[The problem]
Your task is to copy the listing exactly. Drop any pictures from the copy.

[Given information]
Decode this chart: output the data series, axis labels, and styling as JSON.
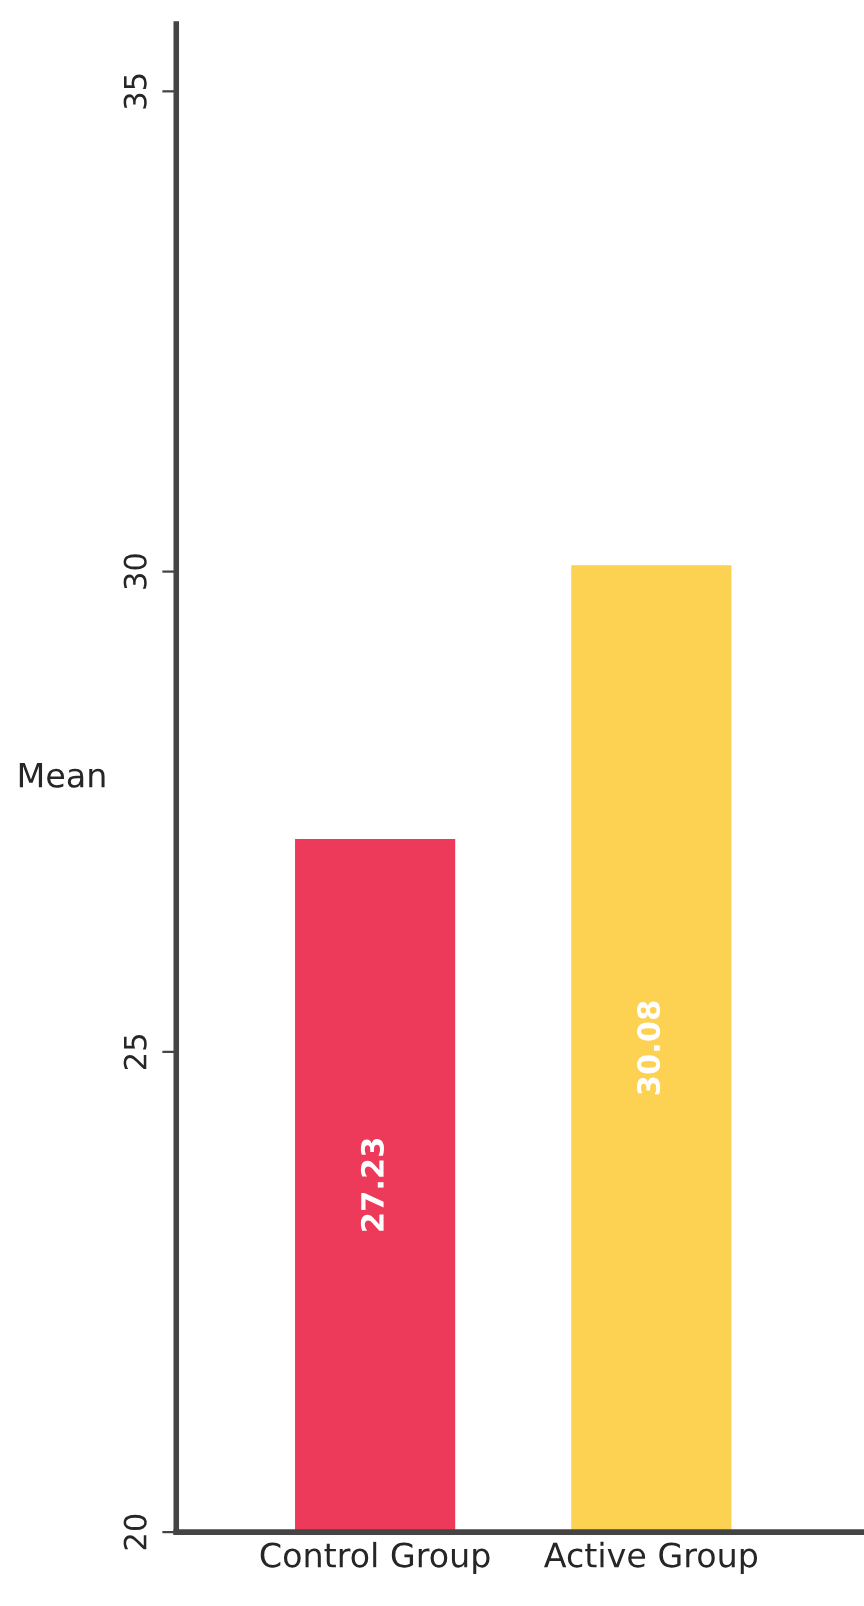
{
  "chart_data": {
    "type": "bar",
    "ylabel": "Mean",
    "categories": [
      "Control Group",
      "Active Group"
    ],
    "values": [
      27.23,
      30.08
    ],
    "colors": [
      "#ee3a5a",
      "#fdd152"
    ],
    "ylim": [
      20,
      35.7
    ],
    "yticks": [
      20,
      25,
      30,
      35
    ],
    "data_labels": true,
    "grid": false,
    "legend": false
  }
}
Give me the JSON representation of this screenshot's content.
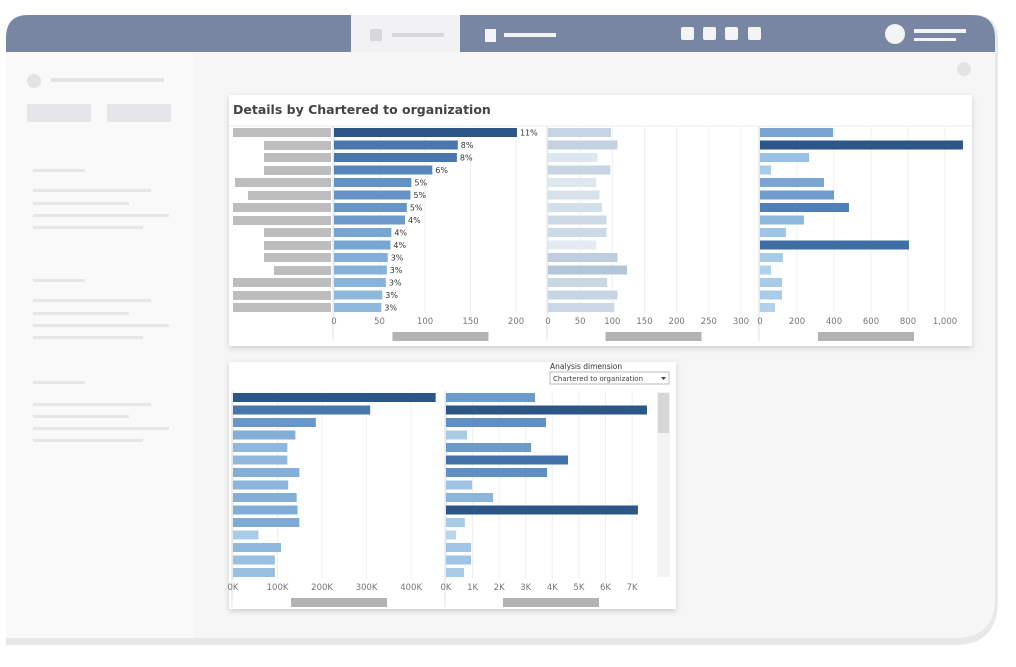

[Expected answer]
Decode this chart: output the data series, axis labels, and styling as JSON.
{
  "chart_data": {
    "type": "bar",
    "ylabel": "Mean",
    "categories": [
      "Control Group",
      "Active Group"
    ],
    "values": [
      27.23,
      30.08
    ],
    "colors": [
      "#ee3a5a",
      "#fdd152"
    ],
    "ylim": [
      20,
      35.7
    ],
    "yticks": [
      20,
      25,
      30,
      35
    ],
    "data_labels": true,
    "grid": false,
    "legend": false
  }
}
Give me the JSON representation of this screenshot's content.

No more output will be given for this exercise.